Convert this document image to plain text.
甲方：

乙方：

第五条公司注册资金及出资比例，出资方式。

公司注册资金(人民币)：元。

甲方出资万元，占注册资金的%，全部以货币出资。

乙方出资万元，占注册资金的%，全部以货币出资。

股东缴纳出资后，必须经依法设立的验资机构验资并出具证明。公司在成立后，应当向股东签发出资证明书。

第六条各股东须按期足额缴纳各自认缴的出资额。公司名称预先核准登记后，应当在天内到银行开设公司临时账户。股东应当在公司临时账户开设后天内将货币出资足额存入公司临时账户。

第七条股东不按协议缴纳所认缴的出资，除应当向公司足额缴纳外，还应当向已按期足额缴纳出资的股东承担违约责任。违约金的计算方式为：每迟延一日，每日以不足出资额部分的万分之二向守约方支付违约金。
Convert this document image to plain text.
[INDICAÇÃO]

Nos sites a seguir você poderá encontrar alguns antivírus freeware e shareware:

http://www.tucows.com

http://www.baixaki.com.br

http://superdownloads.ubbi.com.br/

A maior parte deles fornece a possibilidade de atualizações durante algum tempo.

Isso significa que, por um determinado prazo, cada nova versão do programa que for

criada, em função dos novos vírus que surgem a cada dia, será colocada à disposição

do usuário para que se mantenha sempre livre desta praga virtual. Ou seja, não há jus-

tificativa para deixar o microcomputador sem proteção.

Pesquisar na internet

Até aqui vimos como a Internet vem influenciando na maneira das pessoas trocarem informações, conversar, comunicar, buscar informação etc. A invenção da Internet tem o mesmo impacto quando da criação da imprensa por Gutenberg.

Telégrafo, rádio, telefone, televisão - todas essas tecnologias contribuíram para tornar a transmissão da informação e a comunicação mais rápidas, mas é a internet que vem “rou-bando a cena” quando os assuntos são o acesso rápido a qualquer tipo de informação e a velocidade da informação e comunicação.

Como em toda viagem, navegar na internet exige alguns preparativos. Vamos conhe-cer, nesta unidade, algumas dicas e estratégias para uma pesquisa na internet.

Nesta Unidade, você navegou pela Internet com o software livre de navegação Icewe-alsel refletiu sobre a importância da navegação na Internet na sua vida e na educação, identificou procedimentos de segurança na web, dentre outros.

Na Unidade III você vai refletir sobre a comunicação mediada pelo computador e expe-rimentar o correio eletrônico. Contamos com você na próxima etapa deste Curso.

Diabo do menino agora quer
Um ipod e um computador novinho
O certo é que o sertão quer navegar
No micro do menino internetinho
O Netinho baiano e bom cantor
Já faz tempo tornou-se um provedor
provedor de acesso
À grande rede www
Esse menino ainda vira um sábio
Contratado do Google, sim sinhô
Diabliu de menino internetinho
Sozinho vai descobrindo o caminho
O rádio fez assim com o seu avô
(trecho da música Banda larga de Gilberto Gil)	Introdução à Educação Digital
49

### Instructions for the task
Look through the material and copy each line that has "internetinho".

### Output for this task
No micro do menino internetinho
Diabliu de menino internetinho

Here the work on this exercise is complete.